TASK STATEMENT =>
Select and reproduce each line of the listing below that bears the string "city".

Collected data entries =>

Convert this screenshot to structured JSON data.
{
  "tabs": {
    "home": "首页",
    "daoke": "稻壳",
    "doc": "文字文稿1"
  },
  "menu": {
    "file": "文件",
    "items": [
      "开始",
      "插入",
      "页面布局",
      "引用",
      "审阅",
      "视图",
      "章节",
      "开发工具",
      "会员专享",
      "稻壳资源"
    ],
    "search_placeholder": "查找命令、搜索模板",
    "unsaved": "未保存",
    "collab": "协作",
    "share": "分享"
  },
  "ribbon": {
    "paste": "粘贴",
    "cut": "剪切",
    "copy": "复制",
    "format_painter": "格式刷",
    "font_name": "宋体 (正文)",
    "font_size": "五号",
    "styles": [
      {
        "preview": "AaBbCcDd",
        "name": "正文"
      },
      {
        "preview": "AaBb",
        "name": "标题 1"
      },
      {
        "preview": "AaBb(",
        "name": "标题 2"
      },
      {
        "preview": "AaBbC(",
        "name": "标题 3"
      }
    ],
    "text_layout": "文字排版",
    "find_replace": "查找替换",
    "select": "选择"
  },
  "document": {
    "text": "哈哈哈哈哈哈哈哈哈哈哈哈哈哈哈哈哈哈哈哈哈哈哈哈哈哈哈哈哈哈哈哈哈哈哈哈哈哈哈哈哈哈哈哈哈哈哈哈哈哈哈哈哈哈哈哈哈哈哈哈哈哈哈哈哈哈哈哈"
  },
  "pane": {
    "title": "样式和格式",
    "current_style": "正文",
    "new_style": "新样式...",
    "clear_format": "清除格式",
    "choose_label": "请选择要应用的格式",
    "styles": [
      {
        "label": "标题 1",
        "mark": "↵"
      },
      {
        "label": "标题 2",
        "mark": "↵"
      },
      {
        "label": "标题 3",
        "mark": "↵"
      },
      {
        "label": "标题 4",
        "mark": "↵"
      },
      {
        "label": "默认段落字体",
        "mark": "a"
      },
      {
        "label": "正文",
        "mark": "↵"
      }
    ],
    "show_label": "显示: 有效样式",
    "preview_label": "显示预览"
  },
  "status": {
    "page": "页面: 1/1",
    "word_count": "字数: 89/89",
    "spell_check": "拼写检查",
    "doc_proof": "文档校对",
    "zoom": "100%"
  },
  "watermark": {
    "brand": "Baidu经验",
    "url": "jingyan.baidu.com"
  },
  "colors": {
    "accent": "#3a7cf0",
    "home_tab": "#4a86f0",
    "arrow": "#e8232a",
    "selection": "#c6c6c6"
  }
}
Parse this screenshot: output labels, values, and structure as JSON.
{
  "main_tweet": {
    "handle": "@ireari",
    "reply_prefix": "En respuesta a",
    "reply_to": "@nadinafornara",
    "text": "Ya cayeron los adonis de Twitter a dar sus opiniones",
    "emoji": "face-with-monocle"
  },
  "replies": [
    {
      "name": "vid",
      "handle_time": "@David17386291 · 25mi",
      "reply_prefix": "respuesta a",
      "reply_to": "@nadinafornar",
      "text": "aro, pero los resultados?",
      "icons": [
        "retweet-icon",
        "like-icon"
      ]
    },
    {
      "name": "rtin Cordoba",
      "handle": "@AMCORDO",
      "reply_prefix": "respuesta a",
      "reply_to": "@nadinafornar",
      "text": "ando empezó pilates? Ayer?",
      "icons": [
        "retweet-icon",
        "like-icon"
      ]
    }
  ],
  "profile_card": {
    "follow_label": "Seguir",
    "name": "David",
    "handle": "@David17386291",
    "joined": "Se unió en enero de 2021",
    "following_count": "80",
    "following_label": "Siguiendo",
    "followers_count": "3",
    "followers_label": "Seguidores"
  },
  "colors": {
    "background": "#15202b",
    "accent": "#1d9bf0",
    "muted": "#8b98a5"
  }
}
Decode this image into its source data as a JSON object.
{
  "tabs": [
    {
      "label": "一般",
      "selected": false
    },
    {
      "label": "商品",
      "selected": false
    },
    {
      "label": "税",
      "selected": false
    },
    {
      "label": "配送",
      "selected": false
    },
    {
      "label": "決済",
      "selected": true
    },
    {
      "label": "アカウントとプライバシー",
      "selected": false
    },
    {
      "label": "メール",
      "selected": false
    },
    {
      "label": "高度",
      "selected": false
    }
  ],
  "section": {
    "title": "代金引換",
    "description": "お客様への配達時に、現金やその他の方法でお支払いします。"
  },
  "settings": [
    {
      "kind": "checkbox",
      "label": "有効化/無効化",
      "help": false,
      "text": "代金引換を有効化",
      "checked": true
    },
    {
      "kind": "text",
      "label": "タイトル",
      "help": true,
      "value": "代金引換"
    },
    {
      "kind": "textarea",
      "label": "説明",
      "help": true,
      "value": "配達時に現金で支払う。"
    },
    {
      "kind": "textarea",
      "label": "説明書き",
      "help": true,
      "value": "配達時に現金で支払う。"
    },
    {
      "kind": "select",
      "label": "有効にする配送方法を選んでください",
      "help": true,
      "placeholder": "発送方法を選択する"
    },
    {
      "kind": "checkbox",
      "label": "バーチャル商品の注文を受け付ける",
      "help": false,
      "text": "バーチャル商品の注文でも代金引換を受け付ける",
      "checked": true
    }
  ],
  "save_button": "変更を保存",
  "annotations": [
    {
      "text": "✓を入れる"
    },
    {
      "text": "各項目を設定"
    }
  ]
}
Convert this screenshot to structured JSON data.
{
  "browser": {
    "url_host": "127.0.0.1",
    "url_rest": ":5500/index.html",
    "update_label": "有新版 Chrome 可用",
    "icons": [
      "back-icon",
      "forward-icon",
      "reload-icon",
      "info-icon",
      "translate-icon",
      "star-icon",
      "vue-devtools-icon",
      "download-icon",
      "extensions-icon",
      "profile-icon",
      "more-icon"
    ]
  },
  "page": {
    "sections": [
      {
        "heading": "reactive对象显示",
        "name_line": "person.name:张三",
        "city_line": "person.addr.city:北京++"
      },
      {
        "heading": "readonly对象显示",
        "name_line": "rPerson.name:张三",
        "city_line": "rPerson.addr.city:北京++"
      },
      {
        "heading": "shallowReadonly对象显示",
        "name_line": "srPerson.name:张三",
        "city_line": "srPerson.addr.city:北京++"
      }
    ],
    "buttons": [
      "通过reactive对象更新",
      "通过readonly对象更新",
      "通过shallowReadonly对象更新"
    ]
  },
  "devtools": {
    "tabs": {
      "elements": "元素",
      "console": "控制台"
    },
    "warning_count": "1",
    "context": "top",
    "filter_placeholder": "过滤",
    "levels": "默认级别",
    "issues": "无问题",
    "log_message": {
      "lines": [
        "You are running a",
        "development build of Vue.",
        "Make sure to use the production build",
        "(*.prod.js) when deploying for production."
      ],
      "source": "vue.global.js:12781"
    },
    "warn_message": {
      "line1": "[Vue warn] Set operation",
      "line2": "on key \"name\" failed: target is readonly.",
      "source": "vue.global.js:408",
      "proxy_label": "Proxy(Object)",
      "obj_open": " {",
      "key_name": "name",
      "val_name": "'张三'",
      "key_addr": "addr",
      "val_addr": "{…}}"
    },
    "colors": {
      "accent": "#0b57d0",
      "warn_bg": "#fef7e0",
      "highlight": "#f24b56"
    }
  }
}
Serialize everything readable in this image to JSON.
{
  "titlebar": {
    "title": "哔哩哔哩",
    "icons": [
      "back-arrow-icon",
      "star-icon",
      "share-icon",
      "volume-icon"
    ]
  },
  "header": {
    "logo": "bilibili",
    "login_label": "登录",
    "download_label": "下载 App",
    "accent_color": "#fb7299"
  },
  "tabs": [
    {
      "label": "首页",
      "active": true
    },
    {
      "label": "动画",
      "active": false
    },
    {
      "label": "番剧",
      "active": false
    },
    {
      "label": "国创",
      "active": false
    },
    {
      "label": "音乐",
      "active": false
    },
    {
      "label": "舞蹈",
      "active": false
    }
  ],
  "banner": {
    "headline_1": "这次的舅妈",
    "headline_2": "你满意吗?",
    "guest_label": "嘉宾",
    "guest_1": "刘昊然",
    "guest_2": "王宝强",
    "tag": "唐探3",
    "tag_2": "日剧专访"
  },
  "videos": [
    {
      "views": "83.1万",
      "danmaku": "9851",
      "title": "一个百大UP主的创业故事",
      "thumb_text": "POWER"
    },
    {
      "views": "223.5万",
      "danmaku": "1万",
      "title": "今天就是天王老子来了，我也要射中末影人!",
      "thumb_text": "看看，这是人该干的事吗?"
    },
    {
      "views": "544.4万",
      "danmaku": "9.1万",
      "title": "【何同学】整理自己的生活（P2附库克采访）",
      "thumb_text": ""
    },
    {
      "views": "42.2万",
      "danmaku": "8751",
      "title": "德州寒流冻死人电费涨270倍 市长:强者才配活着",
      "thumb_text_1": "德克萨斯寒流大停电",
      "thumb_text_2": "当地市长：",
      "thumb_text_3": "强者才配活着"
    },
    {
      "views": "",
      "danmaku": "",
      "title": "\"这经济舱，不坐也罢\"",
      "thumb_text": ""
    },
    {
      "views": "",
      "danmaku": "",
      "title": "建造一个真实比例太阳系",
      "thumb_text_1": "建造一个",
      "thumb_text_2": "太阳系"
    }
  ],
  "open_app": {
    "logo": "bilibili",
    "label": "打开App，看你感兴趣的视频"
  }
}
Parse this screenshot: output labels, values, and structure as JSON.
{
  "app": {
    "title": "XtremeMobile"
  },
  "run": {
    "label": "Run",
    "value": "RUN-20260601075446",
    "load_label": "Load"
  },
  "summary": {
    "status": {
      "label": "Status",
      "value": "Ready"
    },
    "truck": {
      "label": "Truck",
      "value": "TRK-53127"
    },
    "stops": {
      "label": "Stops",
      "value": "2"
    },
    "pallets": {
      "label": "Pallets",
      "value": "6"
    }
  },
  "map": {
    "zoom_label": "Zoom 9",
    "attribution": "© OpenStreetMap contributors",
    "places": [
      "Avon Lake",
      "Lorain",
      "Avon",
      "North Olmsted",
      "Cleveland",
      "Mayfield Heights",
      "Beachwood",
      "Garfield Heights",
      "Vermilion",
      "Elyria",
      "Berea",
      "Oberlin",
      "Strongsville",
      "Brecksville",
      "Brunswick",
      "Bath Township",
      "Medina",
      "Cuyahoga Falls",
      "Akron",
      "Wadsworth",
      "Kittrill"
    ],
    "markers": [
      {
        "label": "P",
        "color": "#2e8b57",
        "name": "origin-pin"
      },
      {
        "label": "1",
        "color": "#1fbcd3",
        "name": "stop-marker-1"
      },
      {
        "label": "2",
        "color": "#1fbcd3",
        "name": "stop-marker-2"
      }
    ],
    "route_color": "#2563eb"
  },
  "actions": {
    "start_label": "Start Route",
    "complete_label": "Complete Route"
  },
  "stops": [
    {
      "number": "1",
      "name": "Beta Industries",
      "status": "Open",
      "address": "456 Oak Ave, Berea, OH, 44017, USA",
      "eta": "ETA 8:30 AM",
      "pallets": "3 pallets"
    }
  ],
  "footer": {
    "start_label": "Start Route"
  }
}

RESPONSE TO THE EXERCISE =>
        "city_line": "person.addr.city:北京++"
        "city_line": "rPerson.addr.city:北京++"
        "city_line": "srPerson.addr.city:北京++"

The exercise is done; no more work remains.